What is asked
Repeat every record exactly, but keep images out of the copy.

Supplied records
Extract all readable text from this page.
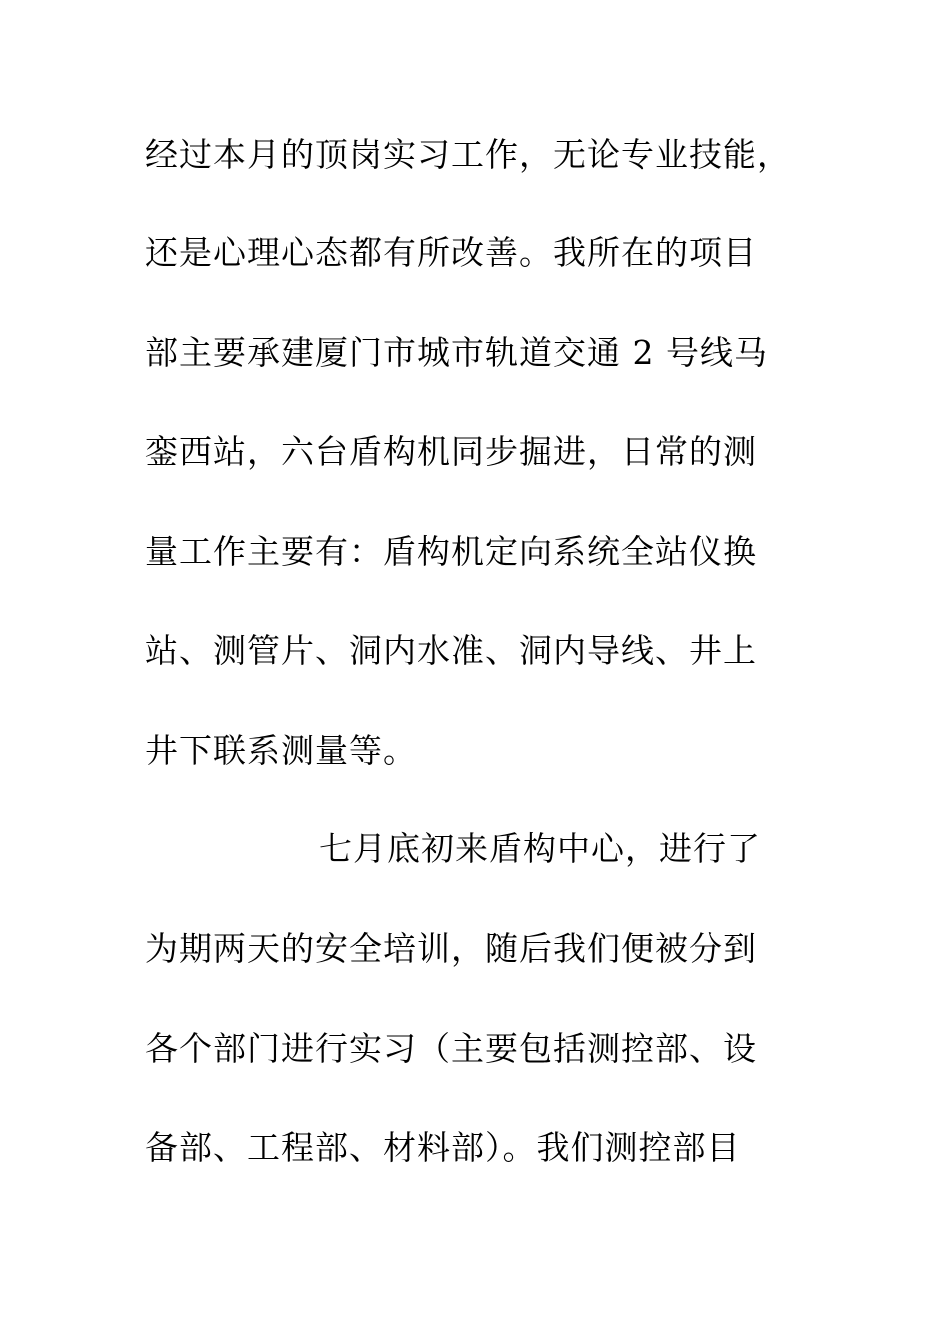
经过本月的顶岗实习工作，无论专业技能，
还是心理心态都有所改善。我所在的项目
部主要承建厦门市城市轨道交通 2 号线马
銮西站，六台盾构机同步掘进，日常的测
量工作主要有：盾构机定向系统全站仪换
站、测管片、洞内水准、洞内导线、井上
井下联系测量等。
七月底初来盾构中心，进行了
为期两天的安全培训，随后我们便被分到
各个部门进行实习（主要包括测控部、设
备部、工程部、材料部）。我们测控部目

The completed task
Extract all readable text from this page.
经过本月的顶岗实习工作，无论专业技能，
还是心理心态都有所改善。我所在的项目
部主要承建厦门市城市轨道交通 2 号线马
銮西站，六台盾构机同步掘进，日常的测
量工作主要有：盾构机定向系统全站仪换
站、测管片、洞内水准、洞内导线、井上
井下联系测量等。
七月底初来盾构中心，进行了
为期两天的安全培训，随后我们便被分到
各个部门进行实习（主要包括测控部、设
备部、工程部、材料部）。我们测控部目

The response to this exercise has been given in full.